> **Records shown**
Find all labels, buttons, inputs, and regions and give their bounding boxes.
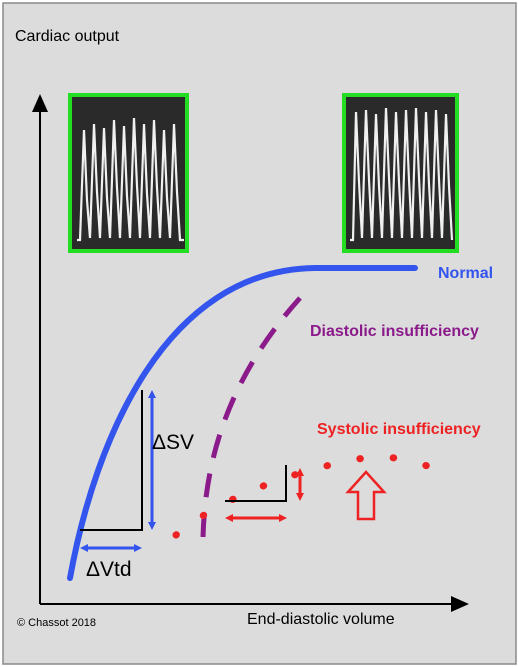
label-normal: Normal — [438, 265, 494, 282]
pressure-waveform-right — [350, 107, 454, 242]
axes — [32, 94, 469, 612]
label-delta-vtd: ΔVtd — [86, 558, 132, 581]
copyright-notice: © Chassot 2018 — [17, 617, 97, 629]
x-axis-arrowhead — [451, 596, 469, 612]
label-delta-sv: ΔSV — [152, 431, 195, 454]
label-systolic: Systolic insufficiency — [317, 421, 481, 438]
y-axis-label: Cardiac output — [15, 28, 120, 45]
pressure-trace-left — [68, 93, 189, 253]
up-arrow-icon — [345, 470, 387, 521]
y-axis-arrowhead — [32, 94, 48, 112]
delta-sv-step — [80, 390, 143, 531]
systolic-annotation — [225, 465, 387, 522]
delta-sv-annotation — [80, 390, 156, 552]
curve-normal — [67, 265, 418, 581]
systolic-step — [225, 465, 287, 502]
pressure-waveform-left — [77, 117, 184, 242]
x-axis-label: End-diastolic volume — [247, 611, 395, 628]
pressure-trace-right — [342, 93, 459, 253]
curve-diastolic — [200, 296, 302, 538]
label-diastolic: Diastolic insufficiency — [310, 323, 479, 340]
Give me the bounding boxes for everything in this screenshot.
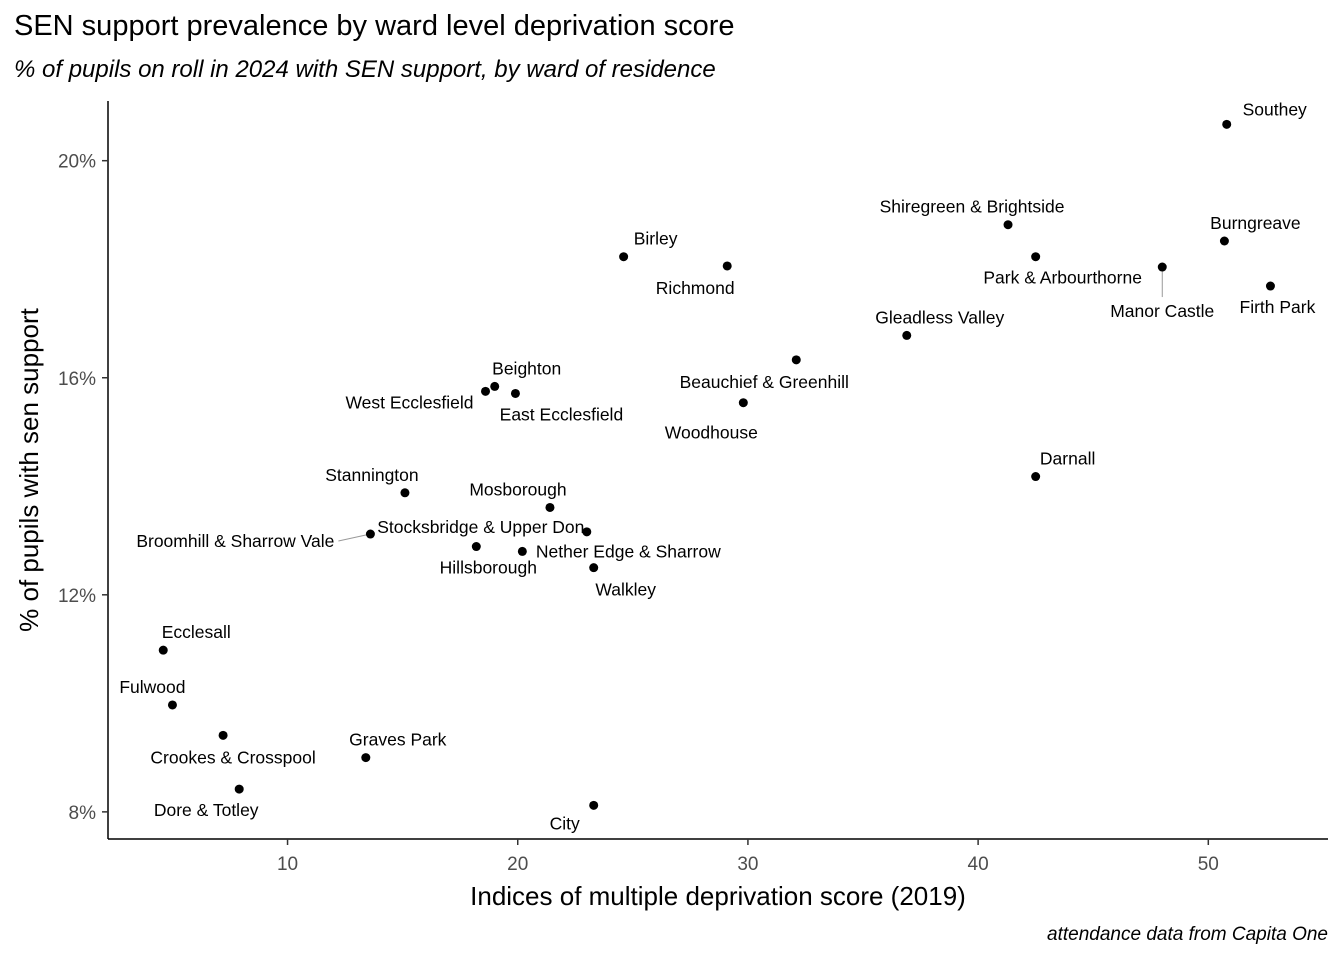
point-label: Stannington <box>325 465 418 485</box>
label-leader-lines <box>338 267 1163 542</box>
point-label: Stocksbridge & Upper Don <box>377 517 584 537</box>
point-label: Walkley <box>595 580 656 600</box>
data-point <box>218 730 228 740</box>
data-point <box>490 381 500 391</box>
data-point <box>1003 220 1013 230</box>
x-axis-title: Indices of multiple deprivation score (2… <box>470 881 966 911</box>
point-label: Beighton <box>492 358 561 378</box>
point-label: Southey <box>1243 99 1307 119</box>
point-label: Fulwood <box>119 677 185 697</box>
x-axis-ticks: 10 20 30 40 50 <box>277 839 1219 875</box>
point-label: Beauchief & Greenhill <box>680 372 849 392</box>
point-label: Firth Park <box>1240 297 1316 317</box>
point-label: Mosborough <box>469 479 566 499</box>
data-point <box>1157 262 1167 272</box>
point-label: Woodhouse <box>665 423 758 443</box>
point-label: Hillsborough <box>440 558 537 578</box>
point-label: Manor Castle <box>1110 301 1214 321</box>
data-point <box>400 488 410 498</box>
data-point <box>589 563 599 573</box>
data-point <box>1219 236 1229 246</box>
data-point <box>234 784 244 794</box>
data-point <box>589 800 599 810</box>
x-tick-label: 10 <box>277 854 298 875</box>
point-label: Ecclesall <box>162 622 231 642</box>
data-point <box>1031 472 1041 482</box>
data-point <box>158 645 168 655</box>
data-point <box>481 386 491 396</box>
point-label: City <box>550 813 580 833</box>
data-point <box>167 700 177 710</box>
data-point <box>545 502 555 512</box>
x-tick-label: 50 <box>1198 854 1219 875</box>
y-tick-label: 8% <box>69 803 97 824</box>
data-point <box>1031 252 1041 262</box>
point-label: West Ecclesfield <box>345 392 473 412</box>
data-point <box>738 398 748 408</box>
point-label: Broomhill & Sharrow Vale <box>136 531 334 551</box>
point-label: Crookes & Crosspool <box>150 747 315 767</box>
point-label: Richmond <box>656 278 735 298</box>
point-label: Park & Arbourthorne <box>983 268 1142 288</box>
x-tick-label: 30 <box>737 854 758 875</box>
point-label: East Ecclesfield <box>500 404 624 424</box>
data-point <box>1265 281 1275 291</box>
data-point <box>365 529 375 539</box>
data-point <box>722 261 732 271</box>
y-tick-label: 12% <box>58 586 96 607</box>
data-point <box>902 330 912 340</box>
data-points <box>158 119 1275 810</box>
data-point <box>1222 119 1232 129</box>
data-point <box>471 542 481 552</box>
data-point <box>510 388 520 398</box>
point-label: Burngreave <box>1210 213 1300 233</box>
y-tick-label: 16% <box>58 369 96 390</box>
point-label: Birley <box>634 229 678 249</box>
x-tick-label: 40 <box>968 854 989 875</box>
leader-line <box>338 533 371 542</box>
point-label: Gleadless Valley <box>875 307 1004 327</box>
chart-title: SEN support prevalence by ward level dep… <box>14 10 735 42</box>
data-point <box>619 252 629 262</box>
data-point <box>791 355 801 365</box>
point-label: Graves Park <box>349 730 446 750</box>
data-point <box>361 753 371 763</box>
point-labels: Southey Shiregreen & Brightside Burngreave… <box>119 99 1315 833</box>
y-tick-label: 20% <box>58 152 96 173</box>
point-label: Nether Edge & Sharrow <box>536 541 721 561</box>
point-label: Dore & Totley <box>154 800 259 820</box>
chart-subtitle: % of pupils on roll in 2024 with SEN sup… <box>14 56 716 83</box>
y-axis-title: % of pupils with sen support <box>14 307 44 632</box>
data-point <box>582 527 592 537</box>
point-label: Darnall <box>1040 449 1095 469</box>
y-axis-ticks: 8% 12% 16% 20% <box>58 152 108 824</box>
data-point <box>517 546 527 556</box>
point-label: Shiregreen & Brightside <box>880 197 1065 217</box>
x-tick-label: 20 <box>507 854 528 875</box>
chart-caption: attendance data from Capita One <box>1047 924 1328 945</box>
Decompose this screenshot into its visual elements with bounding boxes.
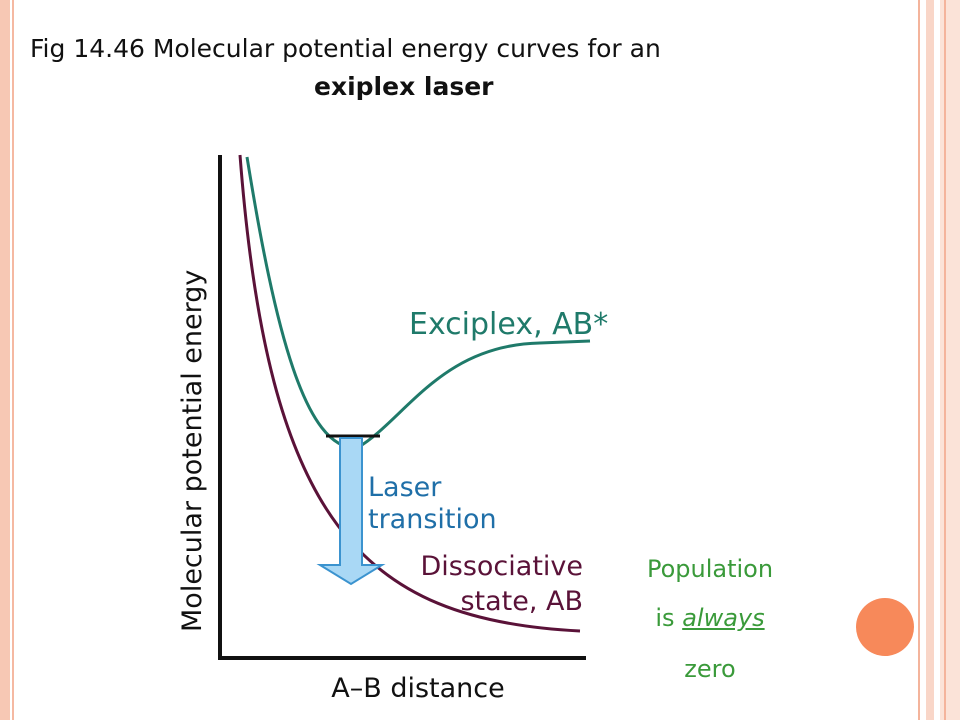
y-axis-label: Molecular potential energy [177, 270, 208, 632]
population-note-emphasis: always [682, 604, 765, 632]
dissociative-label-line1: Dissociative [420, 551, 583, 582]
left-border-line [12, 0, 14, 720]
population-note-prefix: is [655, 604, 683, 632]
exciplex-curve [245, 156, 591, 450]
right-border-line [918, 0, 920, 720]
right-border-inner-line [944, 0, 946, 720]
x-axis-label: A–B distance [331, 673, 504, 704]
population-note-line2: is always [580, 604, 840, 632]
left-border [0, 0, 10, 720]
slide-title-emphasis: exiplex laser [314, 72, 494, 101]
dissociative-curve [238, 154, 581, 633]
slide-title: Fig 14.46 Molecular potential energy cur… [30, 34, 661, 63]
right-border-band [926, 0, 934, 720]
exciplex-label: Exciplex, AB* [409, 307, 608, 342]
laser-transition-arrow [316, 437, 386, 586]
accent-circle [856, 598, 914, 656]
population-note-line3: zero [684, 655, 736, 683]
laser-label-line2: transition [368, 504, 497, 535]
dissociative-label-line2: state, AB [460, 586, 583, 617]
laser-label-line1: Laser [368, 472, 442, 503]
population-note-line1: Population [646, 555, 774, 583]
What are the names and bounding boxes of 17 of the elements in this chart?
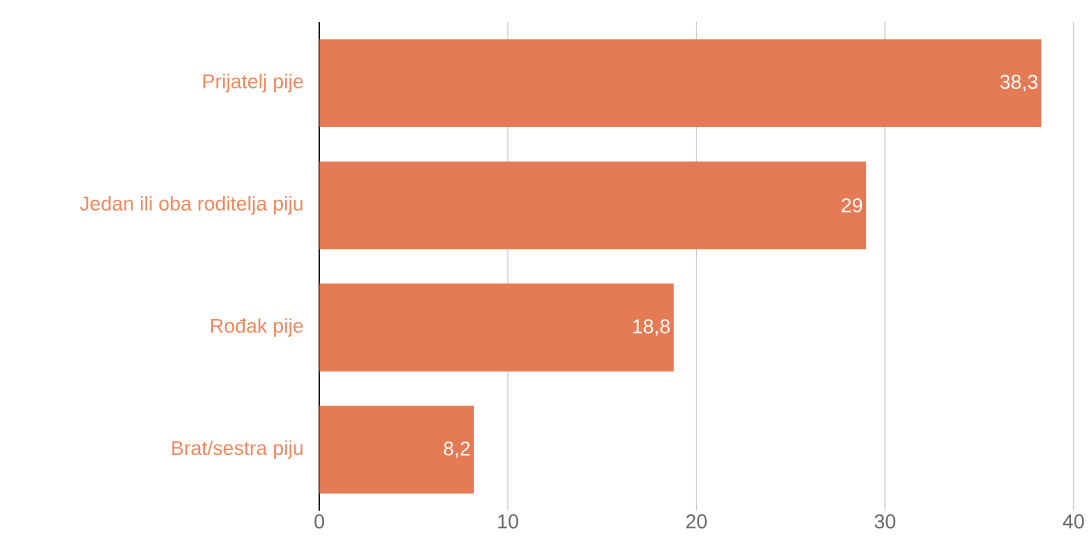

> **What you are asked to do**
Copy all of the entries above word for word, leaving out the pictures.

> **The completed task**
Find all labels, buttons, inputs, and regions and give their bounding boxes.
label-normal: Normal — [438, 265, 494, 282]
pressure-waveform-right — [350, 107, 454, 242]
axes — [32, 94, 469, 612]
label-delta-vtd: ΔVtd — [86, 558, 132, 581]
copyright-notice: © Chassot 2018 — [17, 617, 97, 629]
x-axis-arrowhead — [451, 596, 469, 612]
label-delta-sv: ΔSV — [152, 431, 195, 454]
label-systolic: Systolic insufficiency — [317, 421, 481, 438]
y-axis-label: Cardiac output — [15, 28, 120, 45]
pressure-trace-left — [68, 93, 189, 253]
up-arrow-icon — [345, 470, 387, 521]
y-axis-arrowhead — [32, 94, 48, 112]
delta-sv-step — [80, 390, 143, 531]
systolic-annotation — [225, 465, 387, 522]
delta-sv-annotation — [80, 390, 156, 552]
curve-normal — [67, 265, 418, 581]
systolic-step — [225, 465, 287, 502]
pressure-waveform-left — [77, 117, 184, 242]
x-axis-label: End-diastolic volume — [247, 611, 395, 628]
pressure-trace-right — [342, 93, 459, 253]
curve-diastolic — [200, 296, 302, 538]
label-diastolic: Diastolic insufficiency — [310, 323, 479, 340]
Give me the bounding boxes for everything in this screenshot.
point-label: Stannington <box>325 465 418 485</box>
label-leader-lines <box>338 267 1163 542</box>
point-label: Stocksbridge & Upper Don <box>377 517 584 537</box>
point-label: Walkley <box>595 580 656 600</box>
data-point <box>218 730 228 740</box>
data-point <box>490 381 500 391</box>
data-point <box>1003 220 1013 230</box>
x-axis-title: Indices of multiple deprivation score (2… <box>470 881 966 911</box>
point-label: Beighton <box>492 358 561 378</box>
point-label: Southey <box>1243 99 1307 119</box>
point-label: Fulwood <box>119 677 185 697</box>
x-axis-ticks: 10 20 30 40 50 <box>277 839 1219 875</box>
point-label: Beauchief & Greenhill <box>680 372 849 392</box>
point-label: Firth Park <box>1240 297 1316 317</box>
point-label: Mosborough <box>469 479 566 499</box>
data-point <box>1157 262 1167 272</box>
point-label: Woodhouse <box>665 423 758 443</box>
point-label: Hillsborough <box>440 558 537 578</box>
point-label: Manor Castle <box>1110 301 1214 321</box>
data-point <box>400 488 410 498</box>
data-point <box>589 563 599 573</box>
data-point <box>1219 236 1229 246</box>
data-point <box>234 784 244 794</box>
data-point <box>589 800 599 810</box>
x-tick-label: 10 <box>277 854 298 875</box>
point-label: Ecclesall <box>162 622 231 642</box>
data-point <box>1031 472 1041 482</box>
data-point <box>158 645 168 655</box>
data-point <box>481 386 491 396</box>
point-label: City <box>550 813 580 833</box>
data-point <box>167 700 177 710</box>
data-point <box>545 502 555 512</box>
x-tick-label: 50 <box>1198 854 1219 875</box>
y-tick-label: 8% <box>69 803 97 824</box>
data-point <box>1031 252 1041 262</box>
point-label: West Ecclesfield <box>345 392 473 412</box>
data-point <box>738 398 748 408</box>
point-label: Broomhill & Sharrow Vale <box>136 531 334 551</box>
point-label: Crookes & Crosspool <box>150 747 315 767</box>
point-label: Richmond <box>656 278 735 298</box>
point-label: Park & Arbourthorne <box>983 268 1142 288</box>
x-tick-label: 30 <box>737 854 758 875</box>
point-label: East Ecclesfield <box>500 404 624 424</box>
data-point <box>1265 281 1275 291</box>
data-point <box>365 529 375 539</box>
data-point <box>722 261 732 271</box>
y-tick-label: 12% <box>58 586 96 607</box>
data-point <box>902 330 912 340</box>
data-points <box>158 119 1275 810</box>
data-point <box>1222 119 1232 129</box>
data-point <box>471 542 481 552</box>
data-point <box>510 388 520 398</box>
point-label: Burngreave <box>1210 213 1300 233</box>
y-tick-label: 16% <box>58 369 96 390</box>
point-label: Birley <box>634 229 678 249</box>
x-tick-label: 40 <box>968 854 989 875</box>
leader-line <box>338 533 371 542</box>
point-label: Gleadless Valley <box>875 307 1004 327</box>
chart-title: SEN support prevalence by ward level dep… <box>14 10 735 42</box>
data-point <box>619 252 629 262</box>
data-point <box>791 355 801 365</box>
point-label: Graves Park <box>349 730 446 750</box>
data-point <box>361 753 371 763</box>
point-labels: Southey Shiregreen & Brightside Burngreave… <box>119 99 1315 833</box>
y-tick-label: 20% <box>58 152 96 173</box>
point-label: Nether Edge & Sharrow <box>536 541 721 561</box>
point-label: Dore & Totley <box>154 800 259 820</box>
chart-subtitle: % of pupils on roll in 2024 with SEN sup… <box>14 56 716 83</box>
y-axis-title: % of pupils with sen support <box>14 307 44 632</box>
data-point <box>582 527 592 537</box>
point-label: Darnall <box>1040 449 1095 469</box>
y-axis-ticks: 8% 12% 16% 20% <box>58 152 108 824</box>
data-point <box>517 546 527 556</box>
point-label: Shiregreen & Brightside <box>880 197 1065 217</box>
x-tick-label: 20 <box>507 854 528 875</box>
chart-caption: attendance data from Capita One <box>1047 924 1328 945</box>
Decompose this screenshot into its visual elements with bounding boxes.
y-axis-label: Molecular potential energy [177, 270, 208, 632]
population-note-emphasis: always [682, 604, 765, 632]
dissociative-label-line1: Dissociative [420, 551, 583, 582]
left-border-line [12, 0, 14, 720]
population-note-prefix: is [655, 604, 683, 632]
exciplex-curve [245, 156, 591, 450]
right-border-line [918, 0, 920, 720]
right-border-inner-line [944, 0, 946, 720]
x-axis-label: A–B distance [331, 673, 504, 704]
population-note-line2: is always [580, 604, 840, 632]
left-border [0, 0, 10, 720]
slide-title-emphasis: exiplex laser [314, 72, 494, 101]
dissociative-curve [238, 154, 581, 633]
slide-title: Fig 14.46 Molecular potential energy cur… [30, 34, 661, 63]
right-border-band [926, 0, 934, 720]
exciplex-label: Exciplex, AB* [409, 307, 608, 342]
laser-transition-arrow [316, 437, 386, 586]
accent-circle [856, 598, 914, 656]
population-note-line3: zero [684, 655, 736, 683]
laser-label-line2: transition [368, 504, 497, 535]
dissociative-label-line2: state, AB [460, 586, 583, 617]
laser-label-line1: Laser [368, 472, 442, 503]
population-note-line1: Population [646, 555, 774, 583]
What are the names and bounding boxes of 17 of the elements in this chart?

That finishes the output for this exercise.